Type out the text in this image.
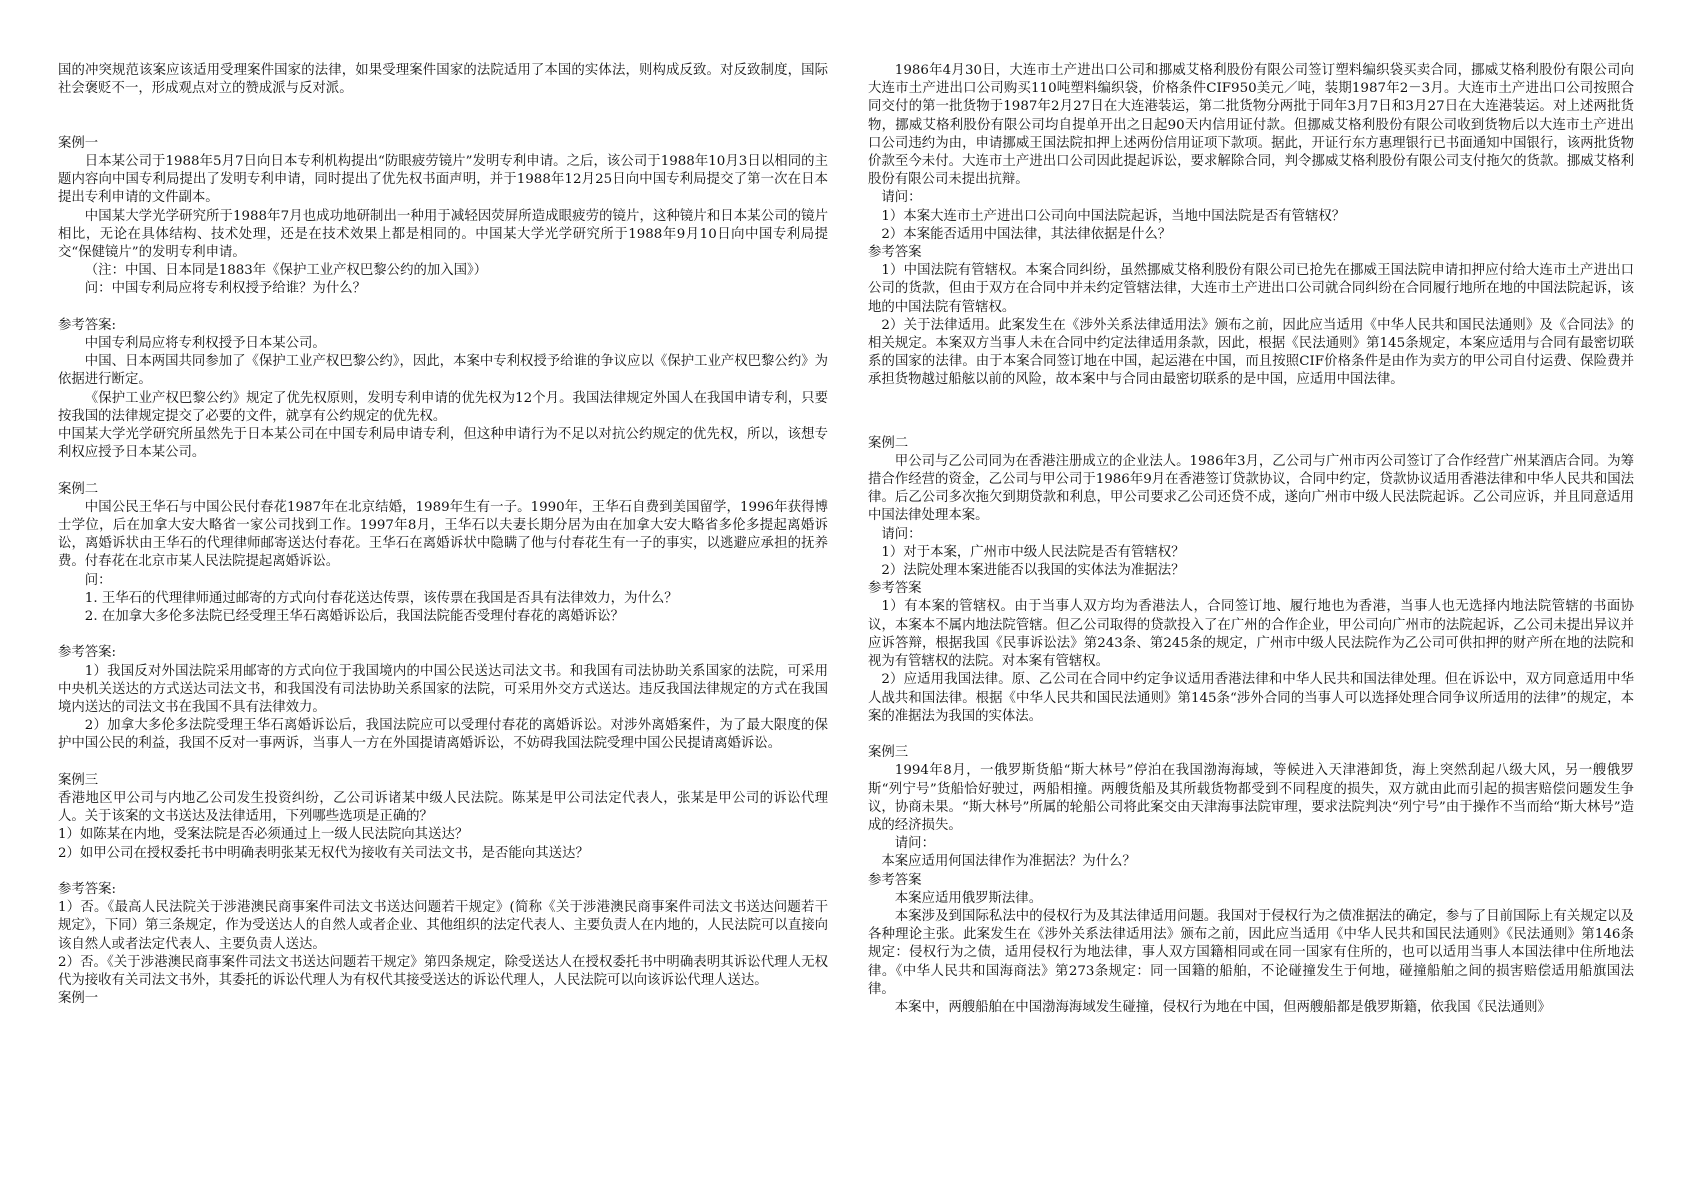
国的冲突规范该案应该适用受理案件国家的法律，如果受理案件国家的法院适用了本国的实体法，则构成反致。对反致制度，国际社会褒贬不一，形成观点对立的赞成派与反对派。

案例一

日本某公司于1988年5月7日向日本专利机构提出“防眼疲劳镜片”发明专利申请。之后，该公司于1988年10月3日以相同的主题内容向中国专利局提出了发明专利申请，同时提出了优先权书面声明，并于1988年12月25日向中国专利局提交了第一次在日本提出专利申请的文件副本。

中国某大学光学研究所于1988年7月也成功地研制出一种用于减轻因荧屏所造成眼疲劳的镜片，这种镜片和日本某公司的镜片相比，无论在具体结构、技术处理，还是在技术效果上都是相同的。中国某大学光学研究所于1988年9月10日向中国专利局提交“保健镜片”的发明专利申请。

（注：中国、日本同是1883年《保护工业产权巴黎公约的加入国》）

问：中国专利局应将专利权授予给谁？为什么？

参考答案:

中国专利局应将专利权授予日本某公司。

中国、日本两国共同参加了《保护工业产权巴黎公约》，因此，本案中专利权授予给谁的争议应以《保护工业产权巴黎公约》为依据进行断定。

《保护工业产权巴黎公约》规定了优先权原则，发明专利申请的优先权为12个月。我国法律规定外国人在我国申请专利，只要按我国的法律规定提交了必要的文件，就享有公约规定的优先权。

中国某大学光学研究所虽然先于日本某公司在中国专利局申请专利，但这种申请行为不足以对抗公约规定的优先权，所以，该想专利权应授予日本某公司。

案例二

中国公民王华石与中国公民付春花1987年在北京结婚，1989年生有一子。1990年，王华石自费到美国留学，1996年获得博士学位，后在加拿大安大略省一家公司找到工作。1997年8月，王华石以夫妻长期分居为由在加拿大安大略省多伦多提起离婚诉讼，离婚诉状由王华石的代理律师邮寄送达付春花。王华石在离婚诉状中隐瞒了他与付春花生有一子的事实，以逃避应承担的抚养费。付春花在北京市某人民法院提起离婚诉讼。

问：

1. 王华石的代理律师通过邮寄的方式向付春花送达传票，该传票在我国是否具有法律效力，为什么？

2. 在加拿大多伦多法院已经受理王华石离婚诉讼后，我国法院能否受理付春花的离婚诉讼？

参考答案:

1）我国反对外国法院采用邮寄的方式向位于我国境内的中国公民送达司法文书。和我国有司法协助关系国家的法院，可采用中央机关送达的方式送达司法文书，和我国没有司法协助关系国家的法院，可采用外交方式送达。违反我国法律规定的方式在我国境内送达的司法文书在我国不具有法律效力。

2）加拿大多伦多法院受理王华石离婚诉讼后，我国法院应可以受理付春花的离婚诉讼。对涉外离婚案件，为了最大限度的保护中国公民的利益，我国不反对一事两诉，当事人一方在外国提请离婚诉讼，不妨碍我国法院受理中国公民提请离婚诉讼。

案例三

香港地区甲公司与内地乙公司发生投资纠纷，乙公司诉诸某中级人民法院。陈某是甲公司法定代表人，张某是甲公司的诉讼代理人。关于该案的文书送达及法律适用，下列哪些选项是正确的？

1）如陈某在内地，受案法院是否必须通过上一级人民法院向其送达？

2）如甲公司在授权委托书中明确表明张某无权代为接收有关司法文书，是否能向其送达？

参考答案:

1）否。《最高人民法院关于涉港澳民商事案件司法文书送达问题若干规定》(简称《关于涉港澳民商事案件司法文书送达问题若干规定》，下同）第三条规定，作为受送达人的自然人或者企业、其他组织的法定代表人、主要负责人在内地的，人民法院可以直接向该自然人或者法定代表人、主要负责人送达。

2）否。《关于涉港澳民商事案件司法文书送达问题若干规定》第四条规定，除受送达人在授权委托书中明确表明其诉讼代理人无权代为接收有关司法文书外，其委托的诉讼代理人为有权代其接受送达的诉讼代理人，人民法院可以向该诉讼代理人送达。

案例一

1986年4月30日，大连市土产进出口公司和挪威艾格利股份有限公司签订塑料编织袋买卖合同，挪威艾格利股份有限公司向大连市土产进出口公司购买110吨塑料编织袋，价格条件CIF950美元／吨，装期1987年2－3月。大连市土产进出口公司按照合同交付的第一批货物于1987年2月27日在大连港装运，第二批货物分两批于同年3月7日和3月27日在大连港装运。对上述两批货物，挪威艾格利股份有限公司均自提单开出之日起90天内信用证付款。但挪威艾格利股份有限公司收到货物后以大连市土产进出口公司违约为由，申请挪威王国法院扣押上述两份信用证项下款项。据此，开证行东方惠理银行已书面通知中国银行，该两批货物价款至今未付。大连市土产进出口公司因此提起诉讼，要求解除合同，判令挪威艾格利股份有限公司支付拖欠的货款。挪威艾格利股份有限公司未提出抗辩。

请问：

1）本案大连市土产进出口公司向中国法院起诉，当地中国法院是否有管辖权？

2）本案能否适用中国法律，其法律依据是什么？

参考答案

1）中国法院有管辖权。本案合同纠纷，虽然挪威艾格利股份有限公司已抢先在挪威王国法院申请扣押应付给大连市土产进出口公司的货款，但由于双方在合同中并未约定管辖法律，大连市土产进出口公司就合同纠纷在合同履行地所在地的中国法院起诉，该地的中国法院有管辖权。

2）关于法律适用。此案发生在《涉外关系法律适用法》颁布之前，因此应当适用《中华人民共和国民法通则》及《合同法》的相关规定。本案双方当事人未在合同中约定法律适用条款，因此，根据《民法通则》第145条规定，本案应适用与合同有最密切联系的国家的法律。由于本案合同签订地在中国，起运港在中国，而且按照CIF价格条件是由作为卖方的甲公司自付运费、保险费并承担货物越过船舷以前的风险，故本案中与合同由最密切联系的是中国，应适用中国法律。

案例二

甲公司与乙公司同为在香港注册成立的企业法人。1986年3月，乙公司与广州市丙公司签订了合作经营广州某酒店合同。为筹措合作经营的资金，乙公司与甲公司于1986年9月在香港签订贷款协议，合同中约定，贷款协议适用香港法律和中华人民共和国法律。后乙公司多次拖欠到期贷款和利息，甲公司要求乙公司还贷不成，遂向广州市中级人民法院起诉。乙公司应诉，并且同意适用中国法律处理本案。

请问：

1）对于本案，广州市中级人民法院是否有管辖权？

2）法院处理本案进能否以我国的实体法为准据法？

参考答案

1）有本案的管辖权。由于当事人双方均为香港法人，合同签订地、履行地也为香港，当事人也无选择内地法院管辖的书面协议，本案本不属内地法院管辖。但乙公司取得的贷款投入了在广州的合作企业，甲公司向广州市的法院起诉，乙公司未提出异议并应诉答辩，根据我国《民事诉讼法》第243条、第245条的规定，广州市中级人民法院作为乙公司可供扣押的财产所在地的法院和视为有管辖权的法院。对本案有管辖权。

2）应适用我国法律。原、乙公司在合同中约定争议适用香港法律和中华人民共和国法律处理。但在诉讼中，双方同意适用中华人战共和国法律。根据《中华人民共和国民法通则》第145条“涉外合同的当事人可以选择处理合同争议所适用的法律”的规定，本案的准据法为我国的实体法。

案例三

1994年8月，一俄罗斯货船“斯大林号”停泊在我国渤海海域，等候进入天津港卸货，海上突然刮起八级大风，另一艘俄罗斯“列宁号”货船恰好驶过，两船相撞。两艘货船及其所载货物都受到不同程度的损失，双方就由此而引起的损害赔偿问题发生争议，协商未果。“斯大林号”所属的轮船公司将此案交由天津海事法院审理，要求法院判决“列宁号”由于操作不当而给“斯大林号”造成的经济损失。

请问：

本案应适用何国法律作为准据法？为什么？

参考答案

本案应适用俄罗斯法律。

本案涉及到国际私法中的侵权行为及其法律适用问题。我国对于侵权行为之债准据法的确定，参与了目前国际上有关规定以及各种理论主张。此案发生在《涉外关系法律适用法》颁布之前，因此应当适用《中华人民共和国民法通则》《民法通则》第146条规定：侵权行为之债，适用侵权行为地法律，事人双方国籍相同或在同一国家有住所的，也可以适用当事人本国法律中住所地法律。《中华人民共和国海商法》第273条规定：同一国籍的船舶，不论碰撞发生于何地，碰撞船舶之间的损害赔偿适用船旗国法律。

本案中，两艘船舶在中国渤海海域发生碰撞，侵权行为地在中国，但两艘船都是俄罗斯籍，依我国《民法通则》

---------------

Your instructions — Pick each line holding the word "涉外关系法律适用法" out of the listing.

Solution to this problem —
2）关于法律适用。此案发生在《涉外关系法律适用法》颁布之前，因此应当适用《中华人民共和国民法通则》及《合同法》的相关规定。本案双方当事人未在合同中约定法律适用条款，因此，根据《民法通则》第145条规定，本案应适用与合同有最密切联系的国家的法律。由于本案合同签订地在中国，起运港在中国，而且按照CIF价格条件是由作为卖方的甲公司自付运费、保险费并承担货物越过船舷以前的风险，故本案中与合同由最密切联系的是中国，应适用中国法律。
本案涉及到国际私法中的侵权行为及其法律适用问题。我国对于侵权行为之债准据法的确定，参与了目前国际上有关规定以及各种理论主张。此案发生在《涉外关系法律适用法》颁布之前，因此应当适用《中华人民共和国民法通则》《民法通则》第146条规定：侵权行为之债，适用侵权行为地法律，事人双方国籍相同或在同一国家有住所的，也可以适用当事人本国法律中住所地法律。《中华人民共和国海商法》第273条规定：同一国籍的船舶，不论碰撞发生于何地，碰撞船舶之间的损害赔偿适用船旗国法律。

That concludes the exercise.